• **What you have to do**
Write out the whole listing exactly as it stands.

"""

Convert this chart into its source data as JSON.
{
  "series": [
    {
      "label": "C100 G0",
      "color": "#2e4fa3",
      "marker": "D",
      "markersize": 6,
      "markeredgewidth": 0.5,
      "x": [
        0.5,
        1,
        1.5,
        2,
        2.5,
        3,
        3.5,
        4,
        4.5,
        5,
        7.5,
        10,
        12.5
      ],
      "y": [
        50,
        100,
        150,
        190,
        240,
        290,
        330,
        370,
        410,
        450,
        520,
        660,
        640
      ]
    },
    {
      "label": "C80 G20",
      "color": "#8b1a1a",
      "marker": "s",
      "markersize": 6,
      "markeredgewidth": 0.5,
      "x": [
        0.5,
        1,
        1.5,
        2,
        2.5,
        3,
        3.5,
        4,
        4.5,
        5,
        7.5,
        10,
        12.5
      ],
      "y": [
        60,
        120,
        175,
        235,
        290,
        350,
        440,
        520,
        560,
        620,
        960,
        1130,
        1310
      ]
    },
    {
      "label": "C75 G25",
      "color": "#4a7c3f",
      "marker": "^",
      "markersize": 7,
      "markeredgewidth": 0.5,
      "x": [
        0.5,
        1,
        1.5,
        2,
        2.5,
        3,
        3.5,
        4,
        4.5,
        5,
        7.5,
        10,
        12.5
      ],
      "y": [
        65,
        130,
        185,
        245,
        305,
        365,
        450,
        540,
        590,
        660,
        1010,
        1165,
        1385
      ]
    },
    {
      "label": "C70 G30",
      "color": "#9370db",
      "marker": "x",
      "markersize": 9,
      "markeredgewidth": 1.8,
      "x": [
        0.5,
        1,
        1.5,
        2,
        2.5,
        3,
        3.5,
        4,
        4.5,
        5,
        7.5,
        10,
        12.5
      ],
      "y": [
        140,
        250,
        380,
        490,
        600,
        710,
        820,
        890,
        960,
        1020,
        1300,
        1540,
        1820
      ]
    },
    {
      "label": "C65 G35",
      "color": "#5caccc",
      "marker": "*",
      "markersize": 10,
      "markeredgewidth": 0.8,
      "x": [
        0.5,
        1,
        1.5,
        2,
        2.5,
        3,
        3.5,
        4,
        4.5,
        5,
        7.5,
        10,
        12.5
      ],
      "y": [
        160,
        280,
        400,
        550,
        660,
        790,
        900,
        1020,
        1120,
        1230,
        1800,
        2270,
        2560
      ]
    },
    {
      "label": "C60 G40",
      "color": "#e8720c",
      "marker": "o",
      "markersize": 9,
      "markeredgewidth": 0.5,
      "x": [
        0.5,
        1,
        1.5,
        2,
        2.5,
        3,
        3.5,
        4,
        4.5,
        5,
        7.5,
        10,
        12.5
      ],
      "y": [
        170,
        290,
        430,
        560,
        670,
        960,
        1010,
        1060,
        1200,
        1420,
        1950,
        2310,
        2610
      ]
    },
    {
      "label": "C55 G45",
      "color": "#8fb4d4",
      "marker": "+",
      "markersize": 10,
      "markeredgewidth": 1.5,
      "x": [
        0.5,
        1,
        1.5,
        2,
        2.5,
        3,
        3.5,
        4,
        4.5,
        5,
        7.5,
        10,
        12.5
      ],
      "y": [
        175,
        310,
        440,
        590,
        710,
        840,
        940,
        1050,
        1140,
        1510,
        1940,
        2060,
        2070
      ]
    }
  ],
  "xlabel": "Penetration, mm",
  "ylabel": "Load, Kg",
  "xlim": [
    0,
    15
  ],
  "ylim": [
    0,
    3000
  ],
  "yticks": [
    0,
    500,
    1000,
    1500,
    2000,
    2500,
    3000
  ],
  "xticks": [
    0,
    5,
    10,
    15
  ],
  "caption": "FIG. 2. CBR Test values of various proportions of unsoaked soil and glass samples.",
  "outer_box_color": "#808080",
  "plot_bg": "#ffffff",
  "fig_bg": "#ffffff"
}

"""

• **Exercise result**
Convert this chart into its source data as JSON.
{
  "series": [
    {
      "label": "C100 G0",
      "color": "#2e4fa3",
      "marker": "D",
      "markersize": 6,
      "markeredgewidth": 0.5,
      "x": [
        0.5,
        1,
        1.5,
        2,
        2.5,
        3,
        3.5,
        4,
        4.5,
        5,
        7.5,
        10,
        12.5
      ],
      "y": [
        50,
        100,
        150,
        190,
        240,
        290,
        330,
        370,
        410,
        450,
        520,
        660,
        640
      ]
    },
    {
      "label": "C80 G20",
      "color": "#8b1a1a",
      "marker": "s",
      "markersize": 6,
      "markeredgewidth": 0.5,
      "x": [
        0.5,
        1,
        1.5,
        2,
        2.5,
        3,
        3.5,
        4,
        4.5,
        5,
        7.5,
        10,
        12.5
      ],
      "y": [
        60,
        120,
        175,
        235,
        290,
        350,
        440,
        520,
        560,
        620,
        960,
        1130,
        1310
      ]
    },
    {
      "label": "C75 G25",
      "color": "#4a7c3f",
      "marker": "^",
      "markersize": 7,
      "markeredgewidth": 0.5,
      "x": [
        0.5,
        1,
        1.5,
        2,
        2.5,
        3,
        3.5,
        4,
        4.5,
        5,
        7.5,
        10,
        12.5
      ],
      "y": [
        65,
        130,
        185,
        245,
        305,
        365,
        450,
        540,
        590,
        660,
        1010,
        1165,
        1385
      ]
    },
    {
      "label": "C70 G30",
      "color": "#9370db",
      "marker": "x",
      "markersize": 9,
      "markeredgewidth": 1.8,
      "x": [
        0.5,
        1,
        1.5,
        2,
        2.5,
        3,
        3.5,
        4,
        4.5,
        5,
        7.5,
        10,
        12.5
      ],
      "y": [
        140,
        250,
        380,
        490,
        600,
        710,
        820,
        890,
        960,
        1020,
        1300,
        1540,
        1820
      ]
    },
    {
      "label": "C65 G35",
      "color": "#5caccc",
      "marker": "*",
      "markersize": 10,
      "markeredgewidth": 0.8,
      "x": [
        0.5,
        1,
        1.5,
        2,
        2.5,
        3,
        3.5,
        4,
        4.5,
        5,
        7.5,
        10,
        12.5
      ],
      "y": [
        160,
        280,
        400,
        550,
        660,
        790,
        900,
        1020,
        1120,
        1230,
        1800,
        2270,
        2560
      ]
    },
    {
      "label": "C60 G40",
      "color": "#e8720c",
      "marker": "o",
      "markersize": 9,
      "markeredgewidth": 0.5,
      "x": [
        0.5,
        1,
        1.5,
        2,
        2.5,
        3,
        3.5,
        4,
        4.5,
        5,
        7.5,
        10,
        12.5
      ],
      "y": [
        170,
        290,
        430,
        560,
        670,
        960,
        1010,
        1060,
        1200,
        1420,
        1950,
        2310,
        2610
      ]
    },
    {
      "label": "C55 G45",
      "color": "#8fb4d4",
      "marker": "+",
      "markersize": 10,
      "markeredgewidth": 1.5,
      "x": [
        0.5,
        1,
        1.5,
        2,
        2.5,
        3,
        3.5,
        4,
        4.5,
        5,
        7.5,
        10,
        12.5
      ],
      "y": [
        175,
        310,
        440,
        590,
        710,
        840,
        940,
        1050,
        1140,
        1510,
        1940,
        2060,
        2070
      ]
    }
  ],
  "xlabel": "Penetration, mm",
  "ylabel": "Load, Kg",
  "xlim": [
    0,
    15
  ],
  "ylim": [
    0,
    3000
  ],
  "yticks": [
    0,
    500,
    1000,
    1500,
    2000,
    2500,
    3000
  ],
  "xticks": [
    0,
    5,
    10,
    15
  ],
  "caption": "FIG. 2. CBR Test values of various proportions of unsoaked soil and glass samples.",
  "outer_box_color": "#808080",
  "plot_bg": "#ffffff",
  "fig_bg": "#ffffff"
}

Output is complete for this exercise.